-- start of Supplied text --
When you are inspecting your tack, you want your leather to remain supple - that is strong and flexible.  Your leather can remain supple with proper care, pH balanced cleaning, and appropriate conditioning!  You want your leather without cracks, no obvious stretching, no tears.  You should be able to twist, fold, unfold, and even pretzel knot your tack with ease.  Cracks and tiny tears are signs of damage, and even moderate stretching can indicate the need for replacement parts.

Here’s a handy list of things to look out for so that you never have a snapped billet, cheekpiece, rein, or other piece of critical tack fail at the most inopportune moment:

 PLACES TO INSPECT:

  1. All holes on your tack.  Most horses have their own girth and bridle, and every day we use the exact same settings, so those holes see more wear and stretching than the unused holes.  Undo the buckles of the bridle and check your billets that the holes are not stretching, starting to crack, or are otherwise deformed.  You may be able to alternate holes on a bridle or billets, or you have a spare bridle you can use for new parts.                                                                                        leather care
  2. Any folded leather.  If you are the only one that uses your saddle, chances are your stirrup leathers have “perma-fold” where the stirrup hangs.  Not to mention the never changing hole that the buckle rests in.  Both locations are prime suspects for damage.  You will need to unfold the stirrup leather to check for cracking and tears. You will also find folds around the bit, around the hardware of a halter, and even around the buckles of a bucking strap.  Undo all buckles and unfold the leather for a close look!      leather care                                 
  3. Any place that has stitching! This includes the billets, the leather halter parts that encase the hardware, and even the intersection of panels with the cantle at the rear of the saddle.  Don’t forget about keepers, often these tiny guys have one or two tiny stitches that can get worn out. 
  4. Buckles are a great place for damage to happen.  The leather not only folds, it’s often stitched into place.  Add to that the usual collection of dirt and grime that is hard to remove without taking apart your bridle, and you could have a weak section of tack.  Be sure to undo all buckles and make sure they are not bent, they still move freely, and they are free of dirty build up.  A toothbrush is a great tool to clean these areas!
-- end of Supplied text --
-- start of Given data --
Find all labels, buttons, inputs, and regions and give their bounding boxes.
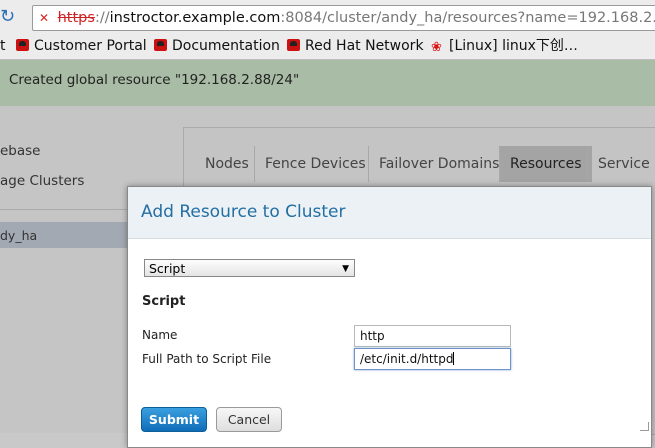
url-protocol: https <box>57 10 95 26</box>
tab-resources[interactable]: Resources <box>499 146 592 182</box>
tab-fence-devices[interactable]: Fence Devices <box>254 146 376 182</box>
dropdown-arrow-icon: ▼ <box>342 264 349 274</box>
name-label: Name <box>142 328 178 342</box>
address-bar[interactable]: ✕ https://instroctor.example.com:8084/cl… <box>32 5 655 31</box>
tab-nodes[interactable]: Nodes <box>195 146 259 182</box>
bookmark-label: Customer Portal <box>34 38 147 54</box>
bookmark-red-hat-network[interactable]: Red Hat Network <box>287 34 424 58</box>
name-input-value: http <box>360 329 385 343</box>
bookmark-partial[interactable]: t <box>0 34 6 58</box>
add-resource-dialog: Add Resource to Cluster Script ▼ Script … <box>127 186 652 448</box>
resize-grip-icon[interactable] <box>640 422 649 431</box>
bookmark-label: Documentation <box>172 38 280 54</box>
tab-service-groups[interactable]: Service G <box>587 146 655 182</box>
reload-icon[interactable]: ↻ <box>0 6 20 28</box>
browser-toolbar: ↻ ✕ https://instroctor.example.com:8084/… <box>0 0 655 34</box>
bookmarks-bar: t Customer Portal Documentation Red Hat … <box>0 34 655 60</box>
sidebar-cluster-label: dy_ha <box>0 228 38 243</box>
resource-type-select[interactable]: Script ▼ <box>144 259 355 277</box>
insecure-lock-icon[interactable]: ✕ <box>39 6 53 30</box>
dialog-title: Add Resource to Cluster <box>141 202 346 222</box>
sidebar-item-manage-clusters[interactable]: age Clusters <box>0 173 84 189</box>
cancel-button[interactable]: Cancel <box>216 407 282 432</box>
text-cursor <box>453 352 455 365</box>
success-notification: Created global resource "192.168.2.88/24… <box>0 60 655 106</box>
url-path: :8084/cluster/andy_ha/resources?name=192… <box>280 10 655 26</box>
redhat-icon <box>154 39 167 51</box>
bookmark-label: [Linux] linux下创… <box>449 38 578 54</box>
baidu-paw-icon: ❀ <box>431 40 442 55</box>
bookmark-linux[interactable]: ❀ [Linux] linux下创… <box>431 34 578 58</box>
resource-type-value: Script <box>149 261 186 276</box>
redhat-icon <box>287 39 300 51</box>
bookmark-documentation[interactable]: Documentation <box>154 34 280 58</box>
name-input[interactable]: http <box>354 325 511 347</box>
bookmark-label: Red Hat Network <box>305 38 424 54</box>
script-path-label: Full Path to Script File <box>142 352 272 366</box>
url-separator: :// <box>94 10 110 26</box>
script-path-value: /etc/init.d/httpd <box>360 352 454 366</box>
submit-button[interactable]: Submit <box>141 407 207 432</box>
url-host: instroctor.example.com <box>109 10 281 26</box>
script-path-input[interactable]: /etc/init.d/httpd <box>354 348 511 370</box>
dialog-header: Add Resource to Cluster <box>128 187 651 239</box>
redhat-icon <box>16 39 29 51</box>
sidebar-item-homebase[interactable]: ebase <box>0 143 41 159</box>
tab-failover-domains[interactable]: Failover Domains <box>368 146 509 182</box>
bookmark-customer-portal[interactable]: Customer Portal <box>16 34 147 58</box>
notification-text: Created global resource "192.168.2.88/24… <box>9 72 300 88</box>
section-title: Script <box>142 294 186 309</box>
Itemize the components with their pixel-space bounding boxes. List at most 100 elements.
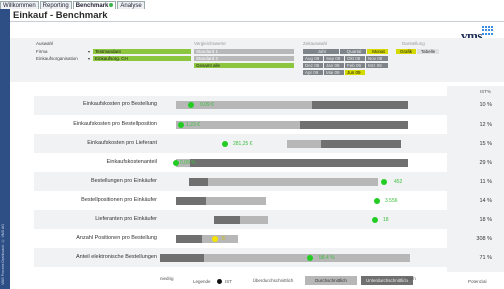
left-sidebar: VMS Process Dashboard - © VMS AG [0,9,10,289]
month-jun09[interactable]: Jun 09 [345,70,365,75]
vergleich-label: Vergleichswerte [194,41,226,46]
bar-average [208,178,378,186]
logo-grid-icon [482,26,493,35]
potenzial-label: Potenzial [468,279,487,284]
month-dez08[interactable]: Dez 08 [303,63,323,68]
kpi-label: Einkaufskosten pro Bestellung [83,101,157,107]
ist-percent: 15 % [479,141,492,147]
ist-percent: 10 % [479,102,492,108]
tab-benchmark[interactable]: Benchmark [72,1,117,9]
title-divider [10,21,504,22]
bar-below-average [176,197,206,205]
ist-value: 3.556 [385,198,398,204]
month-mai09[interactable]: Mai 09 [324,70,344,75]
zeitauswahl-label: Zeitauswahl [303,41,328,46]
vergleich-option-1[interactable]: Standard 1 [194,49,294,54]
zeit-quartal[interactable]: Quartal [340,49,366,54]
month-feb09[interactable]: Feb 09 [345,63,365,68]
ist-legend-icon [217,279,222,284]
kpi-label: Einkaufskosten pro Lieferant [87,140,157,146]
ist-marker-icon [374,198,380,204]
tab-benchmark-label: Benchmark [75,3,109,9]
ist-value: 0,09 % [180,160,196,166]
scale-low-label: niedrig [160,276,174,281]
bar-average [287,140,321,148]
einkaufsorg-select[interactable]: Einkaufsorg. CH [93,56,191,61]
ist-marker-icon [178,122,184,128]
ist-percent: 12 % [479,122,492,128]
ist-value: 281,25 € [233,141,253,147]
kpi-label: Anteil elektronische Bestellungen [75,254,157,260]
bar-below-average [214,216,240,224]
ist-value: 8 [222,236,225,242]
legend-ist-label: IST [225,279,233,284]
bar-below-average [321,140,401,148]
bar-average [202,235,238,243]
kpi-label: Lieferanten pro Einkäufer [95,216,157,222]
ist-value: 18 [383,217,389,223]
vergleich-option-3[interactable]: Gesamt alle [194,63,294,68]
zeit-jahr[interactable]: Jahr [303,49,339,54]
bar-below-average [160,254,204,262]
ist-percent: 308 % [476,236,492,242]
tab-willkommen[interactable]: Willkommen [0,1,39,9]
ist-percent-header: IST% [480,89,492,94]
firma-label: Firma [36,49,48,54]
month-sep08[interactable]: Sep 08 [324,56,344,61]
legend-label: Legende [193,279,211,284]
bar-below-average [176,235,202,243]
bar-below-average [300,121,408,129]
-- end of Given data --
> **Tasks and exercises**
• 1. According to the tack-care text, what tool is recommended for cleaning the areas around buckles?
• 2. In the entries, reproduce verbatim the lines from the line containing "url-protocol: https <box>57 10 95 26</box>" through the line containing "tab-nodes[interactable]: Nodes <box>195", including both of those lines.

> **Answers by task**
• 1. A toothbrush.

• 2.
url-protocol: https <box>57 10 95 26</box>
tab-resources[interactable]: Resources <box>499 146 592 182</box>
tab-fence-devices[interactable]: Fence Devices <box>254 146 376 182</box>
dropdown-arrow-icon: ▼ <box>342 264 349 274</box>
name-label: Name <box>142 328 178 342</box>
address-bar[interactable]: ✕ https://instroctor.example.com:8084/cl… <box>32 5 655 31</box>
tab-nodes[interactable]: Nodes <box>195 146 259 182</box>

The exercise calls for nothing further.